● **Job**: Write out each line beneath this one exactly as it reads.

[Stored dataset items]
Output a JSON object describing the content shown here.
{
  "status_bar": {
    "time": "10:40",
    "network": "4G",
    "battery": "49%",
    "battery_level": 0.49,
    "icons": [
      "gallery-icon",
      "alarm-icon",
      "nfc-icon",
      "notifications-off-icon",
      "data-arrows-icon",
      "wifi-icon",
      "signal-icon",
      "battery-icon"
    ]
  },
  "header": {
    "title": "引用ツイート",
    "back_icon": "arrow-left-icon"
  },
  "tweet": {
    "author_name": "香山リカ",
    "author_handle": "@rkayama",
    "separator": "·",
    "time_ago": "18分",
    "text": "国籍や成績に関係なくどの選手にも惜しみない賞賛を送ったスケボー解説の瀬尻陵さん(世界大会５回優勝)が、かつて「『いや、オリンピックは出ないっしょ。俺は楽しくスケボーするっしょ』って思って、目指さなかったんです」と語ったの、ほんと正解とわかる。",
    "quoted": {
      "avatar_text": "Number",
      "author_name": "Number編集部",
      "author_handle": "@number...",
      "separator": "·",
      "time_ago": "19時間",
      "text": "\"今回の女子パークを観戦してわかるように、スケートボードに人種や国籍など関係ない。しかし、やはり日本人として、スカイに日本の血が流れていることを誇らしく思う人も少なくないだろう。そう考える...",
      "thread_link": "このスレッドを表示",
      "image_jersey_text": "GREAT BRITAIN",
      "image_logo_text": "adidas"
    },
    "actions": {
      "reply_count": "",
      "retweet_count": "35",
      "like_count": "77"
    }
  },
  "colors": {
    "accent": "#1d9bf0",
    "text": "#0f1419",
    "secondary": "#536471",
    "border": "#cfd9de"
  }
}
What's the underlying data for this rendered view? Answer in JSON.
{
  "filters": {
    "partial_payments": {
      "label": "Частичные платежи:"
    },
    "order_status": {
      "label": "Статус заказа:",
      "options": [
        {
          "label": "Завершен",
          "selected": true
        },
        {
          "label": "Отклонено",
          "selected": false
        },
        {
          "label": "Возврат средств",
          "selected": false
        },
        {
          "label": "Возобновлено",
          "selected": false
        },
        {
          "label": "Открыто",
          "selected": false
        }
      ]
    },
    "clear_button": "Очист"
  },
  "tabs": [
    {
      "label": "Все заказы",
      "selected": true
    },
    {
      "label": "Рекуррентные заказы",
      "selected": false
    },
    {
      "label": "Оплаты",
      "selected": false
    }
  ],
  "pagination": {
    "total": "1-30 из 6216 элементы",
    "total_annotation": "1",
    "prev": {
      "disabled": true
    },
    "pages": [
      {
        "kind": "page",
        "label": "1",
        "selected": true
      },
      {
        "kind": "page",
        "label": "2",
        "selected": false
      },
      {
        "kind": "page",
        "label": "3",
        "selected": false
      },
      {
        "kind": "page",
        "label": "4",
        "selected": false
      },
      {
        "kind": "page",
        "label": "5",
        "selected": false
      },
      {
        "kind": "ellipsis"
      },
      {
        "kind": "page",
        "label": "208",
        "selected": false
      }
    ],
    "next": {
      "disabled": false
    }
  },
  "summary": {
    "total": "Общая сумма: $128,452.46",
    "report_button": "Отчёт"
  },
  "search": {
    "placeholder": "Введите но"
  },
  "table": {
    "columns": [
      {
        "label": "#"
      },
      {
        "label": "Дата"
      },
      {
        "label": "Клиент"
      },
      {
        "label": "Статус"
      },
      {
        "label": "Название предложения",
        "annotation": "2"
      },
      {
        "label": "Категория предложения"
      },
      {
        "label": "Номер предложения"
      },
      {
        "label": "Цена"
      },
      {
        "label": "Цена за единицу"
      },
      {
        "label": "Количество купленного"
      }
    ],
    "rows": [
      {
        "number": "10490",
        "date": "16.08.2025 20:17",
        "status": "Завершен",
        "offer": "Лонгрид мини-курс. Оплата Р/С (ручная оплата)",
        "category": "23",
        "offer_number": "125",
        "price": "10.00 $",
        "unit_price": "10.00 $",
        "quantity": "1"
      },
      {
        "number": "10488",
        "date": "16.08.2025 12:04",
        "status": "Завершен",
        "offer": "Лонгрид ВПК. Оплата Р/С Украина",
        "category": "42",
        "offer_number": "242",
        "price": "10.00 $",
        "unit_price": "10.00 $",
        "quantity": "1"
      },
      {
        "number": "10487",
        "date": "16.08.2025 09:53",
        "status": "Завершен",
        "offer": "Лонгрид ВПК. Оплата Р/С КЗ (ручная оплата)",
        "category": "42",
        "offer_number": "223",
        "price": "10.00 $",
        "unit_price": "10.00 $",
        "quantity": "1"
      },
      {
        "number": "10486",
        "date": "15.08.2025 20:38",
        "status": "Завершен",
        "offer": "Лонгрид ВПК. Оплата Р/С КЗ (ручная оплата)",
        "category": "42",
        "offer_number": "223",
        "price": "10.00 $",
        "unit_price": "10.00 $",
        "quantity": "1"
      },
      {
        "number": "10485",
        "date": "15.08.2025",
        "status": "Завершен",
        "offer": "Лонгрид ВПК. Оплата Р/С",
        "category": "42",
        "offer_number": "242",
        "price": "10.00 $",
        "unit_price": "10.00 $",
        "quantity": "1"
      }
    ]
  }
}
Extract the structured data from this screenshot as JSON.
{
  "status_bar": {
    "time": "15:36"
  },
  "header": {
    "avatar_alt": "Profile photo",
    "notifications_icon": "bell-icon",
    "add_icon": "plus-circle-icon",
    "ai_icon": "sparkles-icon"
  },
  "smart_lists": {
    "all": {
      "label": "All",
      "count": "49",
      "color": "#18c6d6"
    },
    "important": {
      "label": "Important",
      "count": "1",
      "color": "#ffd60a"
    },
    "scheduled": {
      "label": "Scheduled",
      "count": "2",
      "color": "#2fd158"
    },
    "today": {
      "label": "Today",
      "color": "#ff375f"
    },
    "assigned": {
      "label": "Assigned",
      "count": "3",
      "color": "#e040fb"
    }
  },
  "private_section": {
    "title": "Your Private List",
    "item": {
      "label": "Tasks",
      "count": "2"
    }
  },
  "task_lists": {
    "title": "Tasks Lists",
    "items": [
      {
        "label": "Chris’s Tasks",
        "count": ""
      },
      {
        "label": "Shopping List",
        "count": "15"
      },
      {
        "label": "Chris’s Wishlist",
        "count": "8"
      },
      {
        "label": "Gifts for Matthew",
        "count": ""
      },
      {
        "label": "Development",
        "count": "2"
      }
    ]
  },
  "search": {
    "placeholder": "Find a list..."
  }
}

● **Task result**:
Output a JSON object describing the content shown here.
{
  "status_bar": {
    "time": "10:40",
    "network": "4G",
    "battery": "49%",
    "battery_level": 0.49,
    "icons": [
      "gallery-icon",
      "alarm-icon",
      "nfc-icon",
      "notifications-off-icon",
      "data-arrows-icon",
      "wifi-icon",
      "signal-icon",
      "battery-icon"
    ]
  },
  "header": {
    "title": "引用ツイート",
    "back_icon": "arrow-left-icon"
  },
  "tweet": {
    "author_name": "香山リカ",
    "author_handle": "@rkayama",
    "separator": "·",
    "time_ago": "18分",
    "text": "国籍や成績に関係なくどの選手にも惜しみない賞賛を送ったスケボー解説の瀬尻陵さん(世界大会５回優勝)が、かつて「『いや、オリンピックは出ないっしょ。俺は楽しくスケボーするっしょ』って思って、目指さなかったんです」と語ったの、ほんと正解とわかる。",
    "quoted": {
      "avatar_text": "Number",
      "author_name": "Number編集部",
      "author_handle": "@number...",
      "separator": "·",
      "time_ago": "19時間",
      "text": "\"今回の女子パークを観戦してわかるように、スケートボードに人種や国籍など関係ない。しかし、やはり日本人として、スカイに日本の血が流れていることを誇らしく思う人も少なくないだろう。そう考える...",
      "thread_link": "このスレッドを表示",
      "image_jersey_text": "GREAT BRITAIN",
      "image_logo_text": "adidas"
    },
    "actions": {
      "reply_count": "",
      "retweet_count": "35",
      "like_count": "77"
    }
  },
  "colors": {
    "accent": "#1d9bf0",
    "text": "#0f1419",
    "secondary": "#536471",
    "border": "#cfd9de"
  }
}
What's the underlying data for this rendered view? Answer in JSON.
{
  "filters": {
    "partial_payments": {
      "label": "Частичные платежи:"
    },
    "order_status": {
      "label": "Статус заказа:",
      "options": [
        {
          "label": "Завершен",
          "selected": true
        },
        {
          "label": "Отклонено",
          "selected": false
        },
        {
          "label": "Возврат средств",
          "selected": false
        },
        {
          "label": "Возобновлено",
          "selected": false
        },
        {
          "label": "Открыто",
          "selected": false
        }
      ]
    },
    "clear_button": "Очист"
  },
  "tabs": [
    {
      "label": "Все заказы",
      "selected": true
    },
    {
      "label": "Рекуррентные заказы",
      "selected": false
    },
    {
      "label": "Оплаты",
      "selected": false
    }
  ],
  "pagination": {
    "total": "1-30 из 6216 элементы",
    "total_annotation": "1",
    "prev": {
      "disabled": true
    },
    "pages": [
      {
        "kind": "page",
        "label": "1",
        "selected": true
      },
      {
        "kind": "page",
        "label": "2",
        "selected": false
      },
      {
        "kind": "page",
        "label": "3",
        "selected": false
      },
      {
        "kind": "page",
        "label": "4",
        "selected": false
      },
      {
        "kind": "page",
        "label": "5",
        "selected": false
      },
      {
        "kind": "ellipsis"
      },
      {
        "kind": "page",
        "label": "208",
        "selected": false
      }
    ],
    "next": {
      "disabled": false
    }
  },
  "summary": {
    "total": "Общая сумма: $128,452.46",
    "report_button": "Отчёт"
  },
  "search": {
    "placeholder": "Введите но"
  },
  "table": {
    "columns": [
      {
        "label": "#"
      },
      {
        "label": "Дата"
      },
      {
        "label": "Клиент"
      },
      {
        "label": "Статус"
      },
      {
        "label": "Название предложения",
        "annotation": "2"
      },
      {
        "label": "Категория предложения"
      },
      {
        "label": "Номер предложения"
      },
      {
        "label": "Цена"
      },
      {
        "label": "Цена за единицу"
      },
      {
        "label": "Количество купленного"
      }
    ],
    "rows": [
      {
        "number": "10490",
        "date": "16.08.2025 20:17",
        "status": "Завершен",
        "offer": "Лонгрид мини-курс. Оплата Р/С (ручная оплата)",
        "category": "23",
        "offer_number": "125",
        "price": "10.00 $",
        "unit_price": "10.00 $",
        "quantity": "1"
      },
      {
        "number": "10488",
        "date": "16.08.2025 12:04",
        "status": "Завершен",
        "offer": "Лонгрид ВПК. Оплата Р/С Украина",
        "category": "42",
        "offer_number": "242",
        "price": "10.00 $",
        "unit_price": "10.00 $",
        "quantity": "1"
      },
      {
        "number": "10487",
        "date": "16.08.2025 09:53",
        "status": "Завершен",
        "offer": "Лонгрид ВПК. Оплата Р/С КЗ (ручная оплата)",
        "category": "42",
        "offer_number": "223",
        "price": "10.00 $",
        "unit_price": "10.00 $",
        "quantity": "1"
      },
      {
        "number": "10486",
        "date": "15.08.2025 20:38",
        "status": "Завершен",
        "offer": "Лонгрид ВПК. Оплата Р/С КЗ (ручная оплата)",
        "category": "42",
        "offer_number": "223",
        "price": "10.00 $",
        "unit_price": "10.00 $",
        "quantity": "1"
      },
      {
        "number": "10485",
        "date": "15.08.2025",
        "status": "Завершен",
        "offer": "Лонгрид ВПК. Оплата Р/С",
        "category": "42",
        "offer_number": "242",
        "price": "10.00 $",
        "unit_price": "10.00 $",
        "quantity": "1"
      }
    ]
  }
}
Extract the structured data from this screenshot as JSON.
{
  "status_bar": {
    "time": "15:36"
  },
  "header": {
    "avatar_alt": "Profile photo",
    "notifications_icon": "bell-icon",
    "add_icon": "plus-circle-icon",
    "ai_icon": "sparkles-icon"
  },
  "smart_lists": {
    "all": {
      "label": "All",
      "count": "49",
      "color": "#18c6d6"
    },
    "important": {
      "label": "Important",
      "count": "1",
      "color": "#ffd60a"
    },
    "scheduled": {
      "label": "Scheduled",
      "count": "2",
      "color": "#2fd158"
    },
    "today": {
      "label": "Today",
      "color": "#ff375f"
    },
    "assigned": {
      "label": "Assigned",
      "count": "3",
      "color": "#e040fb"
    }
  },
  "private_section": {
    "title": "Your Private List",
    "item": {
      "label": "Tasks",
      "count": "2"
    }
  },
  "task_lists": {
    "title": "Tasks Lists",
    "items": [
      {
        "label": "Chris’s Tasks",
        "count": ""
      },
      {
        "label": "Shopping List",
        "count": "15"
      },
      {
        "label": "Chris’s Wishlist",
        "count": "8"
      },
      {
        "label": "Gifts for Matthew",
        "count": ""
      },
      {
        "label": "Development",
        "count": "2"
      }
    ]
  },
  "search": {
    "placeholder": "Find a list..."
  }
}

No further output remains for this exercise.